Please write out the material below exactly as given.

(Items from a data source)

■ ■ ■

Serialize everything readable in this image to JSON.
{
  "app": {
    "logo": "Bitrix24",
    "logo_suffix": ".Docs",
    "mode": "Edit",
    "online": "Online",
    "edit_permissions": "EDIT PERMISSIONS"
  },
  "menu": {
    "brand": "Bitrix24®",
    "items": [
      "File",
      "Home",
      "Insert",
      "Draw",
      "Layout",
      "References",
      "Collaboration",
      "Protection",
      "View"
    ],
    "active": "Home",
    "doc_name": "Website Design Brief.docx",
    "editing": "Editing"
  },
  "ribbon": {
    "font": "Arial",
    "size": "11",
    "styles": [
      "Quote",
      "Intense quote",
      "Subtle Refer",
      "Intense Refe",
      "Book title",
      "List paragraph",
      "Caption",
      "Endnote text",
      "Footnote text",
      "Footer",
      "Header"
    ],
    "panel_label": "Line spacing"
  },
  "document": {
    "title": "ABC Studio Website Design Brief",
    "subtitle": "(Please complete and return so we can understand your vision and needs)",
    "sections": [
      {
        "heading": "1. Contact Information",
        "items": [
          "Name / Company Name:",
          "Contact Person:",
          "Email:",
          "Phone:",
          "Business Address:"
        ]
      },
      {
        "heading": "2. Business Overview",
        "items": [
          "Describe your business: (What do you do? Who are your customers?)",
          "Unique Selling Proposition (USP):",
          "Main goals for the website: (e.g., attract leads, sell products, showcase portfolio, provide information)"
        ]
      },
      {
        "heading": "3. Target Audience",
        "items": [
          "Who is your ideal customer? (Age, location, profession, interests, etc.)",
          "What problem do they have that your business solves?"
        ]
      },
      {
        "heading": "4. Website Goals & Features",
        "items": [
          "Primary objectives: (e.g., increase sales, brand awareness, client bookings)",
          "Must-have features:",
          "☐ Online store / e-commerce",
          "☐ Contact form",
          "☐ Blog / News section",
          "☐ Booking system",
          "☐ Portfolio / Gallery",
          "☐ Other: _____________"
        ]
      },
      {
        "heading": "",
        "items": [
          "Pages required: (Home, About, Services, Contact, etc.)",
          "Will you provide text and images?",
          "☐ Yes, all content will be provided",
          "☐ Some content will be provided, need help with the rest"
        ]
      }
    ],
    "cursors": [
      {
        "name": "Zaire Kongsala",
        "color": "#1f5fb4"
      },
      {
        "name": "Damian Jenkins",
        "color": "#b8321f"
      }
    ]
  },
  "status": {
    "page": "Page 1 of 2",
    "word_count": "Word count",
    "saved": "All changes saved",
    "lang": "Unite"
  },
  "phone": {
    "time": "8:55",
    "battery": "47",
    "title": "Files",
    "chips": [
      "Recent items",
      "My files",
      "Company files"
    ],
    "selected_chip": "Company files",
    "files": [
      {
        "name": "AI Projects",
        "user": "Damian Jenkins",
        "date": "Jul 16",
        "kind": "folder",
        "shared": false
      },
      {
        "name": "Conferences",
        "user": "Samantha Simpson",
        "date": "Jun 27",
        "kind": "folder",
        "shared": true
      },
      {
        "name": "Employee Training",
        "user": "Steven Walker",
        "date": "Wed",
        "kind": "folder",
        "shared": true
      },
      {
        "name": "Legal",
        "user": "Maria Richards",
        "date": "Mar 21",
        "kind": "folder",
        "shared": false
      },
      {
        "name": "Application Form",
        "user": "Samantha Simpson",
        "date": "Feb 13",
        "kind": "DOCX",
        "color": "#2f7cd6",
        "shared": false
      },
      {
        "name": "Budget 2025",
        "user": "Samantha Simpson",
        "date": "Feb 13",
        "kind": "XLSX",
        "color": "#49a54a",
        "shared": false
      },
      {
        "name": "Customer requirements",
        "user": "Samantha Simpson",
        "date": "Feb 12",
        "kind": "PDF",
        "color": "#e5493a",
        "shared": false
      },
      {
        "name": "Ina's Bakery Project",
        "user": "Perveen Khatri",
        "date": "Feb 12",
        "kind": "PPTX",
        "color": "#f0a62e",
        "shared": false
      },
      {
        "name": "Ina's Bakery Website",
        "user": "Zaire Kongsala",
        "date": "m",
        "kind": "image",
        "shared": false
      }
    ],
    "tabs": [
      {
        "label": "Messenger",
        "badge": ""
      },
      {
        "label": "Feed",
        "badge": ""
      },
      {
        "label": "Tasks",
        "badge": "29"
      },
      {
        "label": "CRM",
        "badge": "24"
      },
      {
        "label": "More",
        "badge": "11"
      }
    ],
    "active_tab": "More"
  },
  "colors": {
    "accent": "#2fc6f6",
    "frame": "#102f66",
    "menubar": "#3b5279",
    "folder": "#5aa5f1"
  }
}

■ ■ ■

● Exercise solution
Serialize everything readable in this image to JSON.
{
  "app": {
    "logo": "Bitrix24",
    "logo_suffix": ".Docs",
    "mode": "Edit",
    "online": "Online",
    "edit_permissions": "EDIT PERMISSIONS"
  },
  "menu": {
    "brand": "Bitrix24®",
    "items": [
      "File",
      "Home",
      "Insert",
      "Draw",
      "Layout",
      "References",
      "Collaboration",
      "Protection",
      "View"
    ],
    "active": "Home",
    "doc_name": "Website Design Brief.docx",
    "editing": "Editing"
  },
  "ribbon": {
    "font": "Arial",
    "size": "11",
    "styles": [
      "Quote",
      "Intense quote",
      "Subtle Refer",
      "Intense Refe",
      "Book title",
      "List paragraph",
      "Caption",
      "Endnote text",
      "Footnote text",
      "Footer",
      "Header"
    ],
    "panel_label": "Line spacing"
  },
  "document": {
    "title": "ABC Studio Website Design Brief",
    "subtitle": "(Please complete and return so we can understand your vision and needs)",
    "sections": [
      {
        "heading": "1. Contact Information",
        "items": [
          "Name / Company Name:",
          "Contact Person:",
          "Email:",
          "Phone:",
          "Business Address:"
        ]
      },
      {
        "heading": "2. Business Overview",
        "items": [
          "Describe your business: (What do you do? Who are your customers?)",
          "Unique Selling Proposition (USP):",
          "Main goals for the website: (e.g., attract leads, sell products, showcase portfolio, provide information)"
        ]
      },
      {
        "heading": "3. Target Audience",
        "items": [
          "Who is your ideal customer? (Age, location, profession, interests, etc.)",
          "What problem do they have that your business solves?"
        ]
      },
      {
        "heading": "4. Website Goals & Features",
        "items": [
          "Primary objectives: (e.g., increase sales, brand awareness, client bookings)",
          "Must-have features:",
          "☐ Online store / e-commerce",
          "☐ Contact form",
          "☐ Blog / News section",
          "☐ Booking system",
          "☐ Portfolio / Gallery",
          "☐ Other: _____________"
        ]
      },
      {
        "heading": "",
        "items": [
          "Pages required: (Home, About, Services, Contact, etc.)",
          "Will you provide text and images?",
          "☐ Yes, all content will be provided",
          "☐ Some content will be provided, need help with the rest"
        ]
      }
    ],
    "cursors": [
      {
        "name": "Zaire Kongsala",
        "color": "#1f5fb4"
      },
      {
        "name": "Damian Jenkins",
        "color": "#b8321f"
      }
    ]
  },
  "status": {
    "page": "Page 1 of 2",
    "word_count": "Word count",
    "saved": "All changes saved",
    "lang": "Unite"
  },
  "phone": {
    "time": "8:55",
    "battery": "47",
    "title": "Files",
    "chips": [
      "Recent items",
      "My files",
      "Company files"
    ],
    "selected_chip": "Company files",
    "files": [
      {
        "name": "AI Projects",
        "user": "Damian Jenkins",
        "date": "Jul 16",
        "kind": "folder",
        "shared": false
      },
      {
        "name": "Conferences",
        "user": "Samantha Simpson",
        "date": "Jun 27",
        "kind": "folder",
        "shared": true
      },
      {
        "name": "Employee Training",
        "user": "Steven Walker",
        "date": "Wed",
        "kind": "folder",
        "shared": true
      },
      {
        "name": "Legal",
        "user": "Maria Richards",
        "date": "Mar 21",
        "kind": "folder",
        "shared": false
      },
      {
        "name": "Application Form",
        "user": "Samantha Simpson",
        "date": "Feb 13",
        "kind": "DOCX",
        "color": "#2f7cd6",
        "shared": false
      },
      {
        "name": "Budget 2025",
        "user": "Samantha Simpson",
        "date": "Feb 13",
        "kind": "XLSX",
        "color": "#49a54a",
        "shared": false
      },
      {
        "name": "Customer requirements",
        "user": "Samantha Simpson",
        "date": "Feb 12",
        "kind": "PDF",
        "color": "#e5493a",
        "shared": false
      },
      {
        "name": "Ina's Bakery Project",
        "user": "Perveen Khatri",
        "date": "Feb 12",
        "kind": "PPTX",
        "color": "#f0a62e",
        "shared": false
      },
      {
        "name": "Ina's Bakery Website",
        "user": "Zaire Kongsala",
        "date": "m",
        "kind": "image",
        "shared": false
      }
    ],
    "tabs": [
      {
        "label": "Messenger",
        "badge": ""
      },
      {
        "label": "Feed",
        "badge": ""
      },
      {
        "label": "Tasks",
        "badge": "29"
      },
      {
        "label": "CRM",
        "badge": "24"
      },
      {
        "label": "More",
        "badge": "11"
      }
    ],
    "active_tab": "More"
  },
  "colors": {
    "accent": "#2fc6f6",
    "frame": "#102f66",
    "menubar": "#3b5279",
    "folder": "#5aa5f1"
  }
}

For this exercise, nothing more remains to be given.